### Given problem
Each line of the listing must be transcribed exactly, except for the images, which should be excluded.

### Supplied information
-----

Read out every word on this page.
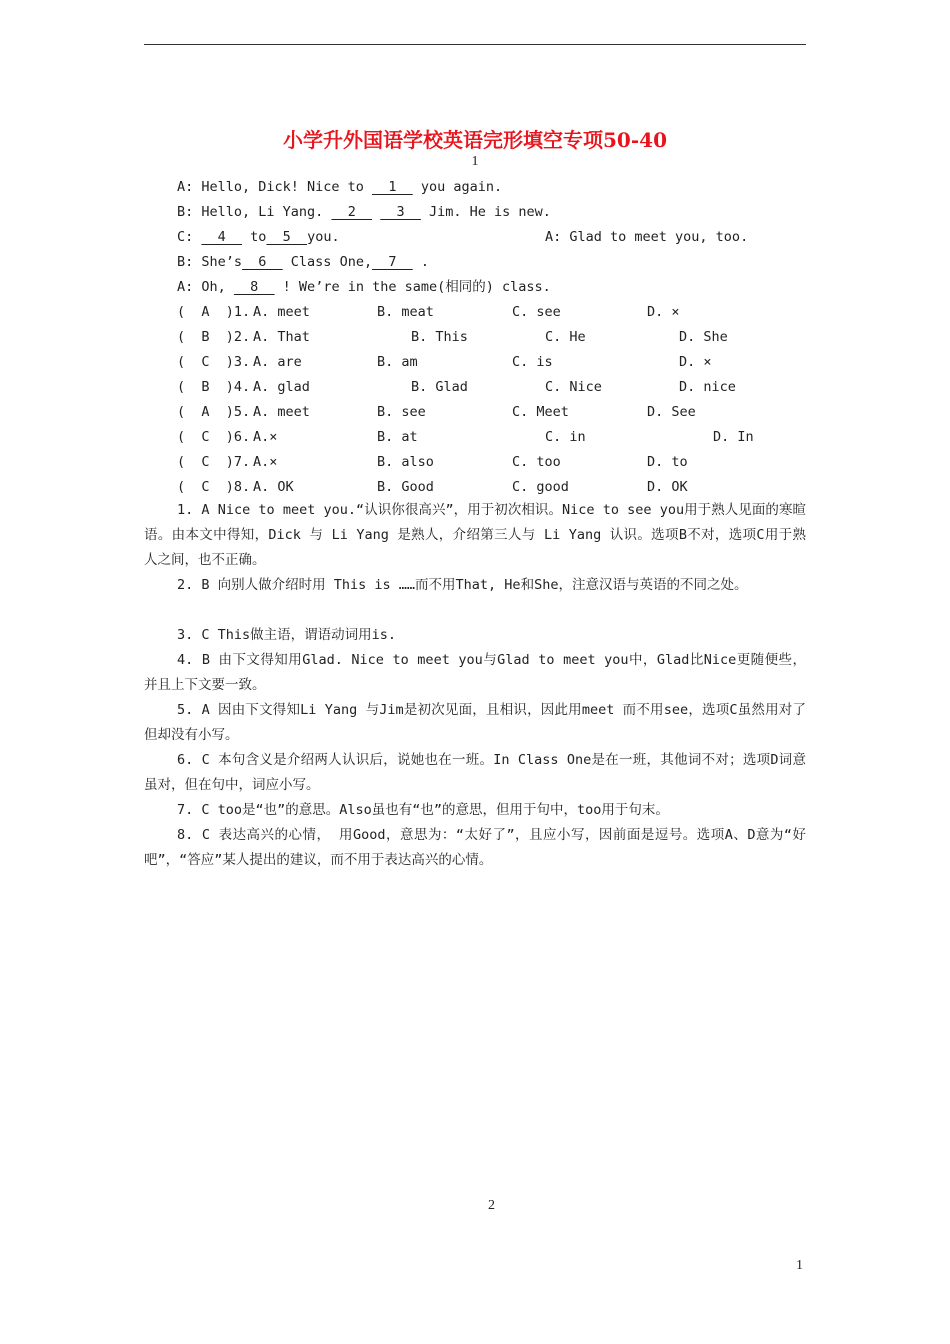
小学升外国语学校英语完形填空专项50-40
1
A: Hello, Dick! Nice to   1   you again.
B: Hello, Li Yang.   2     3   Jim. He is new.
C:   4   to  5  you.	A: Glad to meet you, too.
B: She’s  6   Class One,  7   .
A: Oh,   8   ! We’re in the same(相同的) class.
(  A  )1. A. meet	B. meat	C. see	D. ×
(  B  )2. A. That	B. This	C. He	D. She
(  C  )3. A. are	B. am	C. is	D. ×
(  B  )4. A. glad	B. Glad	C. Nice	D. nice
(  A  )5. A. meet	B. see	C. Meet	D. See
(  C  )6. A.×	B. at	C. in	D. In
(  C  )7. A.×	B. also	C. too	D. to
(  C  )8. A. OK	B. Good	C. good	D. OK
1. A Nice to meet you.“认识你很高兴”，用于初次相识。Nice to see you用于熟人见面的寒暄语。由本文中得知，Dick 与 Li Yang 是熟人，介绍第三人与 Li Yang 认识。选项B不对，选项C用于熟人之间，也不正确。
2. B 向别人做介绍时用 This is ……而不用That, He和She，注意汉语与英语的不同之处。
3. C This做主语，谓语动词用is.
4. B 由下文得知用Glad. Nice to meet you与Glad to meet you中，Glad比Nice更随便些，并且上下文要一致。
5. A 因由下文得知Li Yang 与Jim是初次见面，且相识，因此用meet 而不用see，选项C虽然用对了但却没有小写。
6. C 本句含义是介绍两人认识后，说她也在一班。In Class One是在一班，其他词不对；选项D词意虽对，但在句中，词应小写。
7. C too是“也”的意思。Also虽也有“也”的意思，但用于句中，too用于句末。
8. C 表达高兴的心情， 用Good，意思为：“太好了”，且应小写，因前面是逗号。选项A、D意为“好吧”，“答应”某人提出的建议，而不用于表达高兴的心情。
2
1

-----

### Output for this exercise
Read out every word on this page.
小学升外国语学校英语完形填空专项50-40
1
A: Hello, Dick! Nice to   1   you again.
B: Hello, Li Yang.   2     3   Jim. He is new.
C:   4   to  5  you.	A: Glad to meet you, too.
B: She’s  6   Class One,  7   .
A: Oh,   8   ! We’re in the same(相同的) class.
(  A  )1. A. meet	B. meat	C. see	D. ×
(  B  )2. A. That	B. This	C. He	D. She
(  C  )3. A. are	B. am	C. is	D. ×
(  B  )4. A. glad	B. Glad	C. Nice	D. nice
(  A  )5. A. meet	B. see	C. Meet	D. See
(  C  )6. A.×	B. at	C. in	D. In
(  C  )7. A.×	B. also	C. too	D. to
(  C  )8. A. OK	B. Good	C. good	D. OK
1. A Nice to meet you.“认识你很高兴”，用于初次相识。Nice to see you用于熟人见面的寒暄语。由本文中得知，Dick 与 Li Yang 是熟人，介绍第三人与 Li Yang 认识。选项B不对，选项C用于熟人之间，也不正确。
2. B 向别人做介绍时用 This is ……而不用That, He和She，注意汉语与英语的不同之处。
3. C This做主语，谓语动词用is.
4. B 由下文得知用Glad. Nice to meet you与Glad to meet you中，Glad比Nice更随便些，并且上下文要一致。
5. A 因由下文得知Li Yang 与Jim是初次见面，且相识，因此用meet 而不用see，选项C虽然用对了但却没有小写。
6. C 本句含义是介绍两人认识后，说她也在一班。In Class One是在一班，其他词不对；选项D词意虽对，但在句中，词应小写。
7. C too是“也”的意思。Also虽也有“也”的意思，但用于句中，too用于句末。
8. C 表达高兴的心情， 用Good，意思为：“太好了”，且应小写，因前面是逗号。选项A、D意为“好吧”，“答应”某人提出的建议，而不用于表达高兴的心情。
2
1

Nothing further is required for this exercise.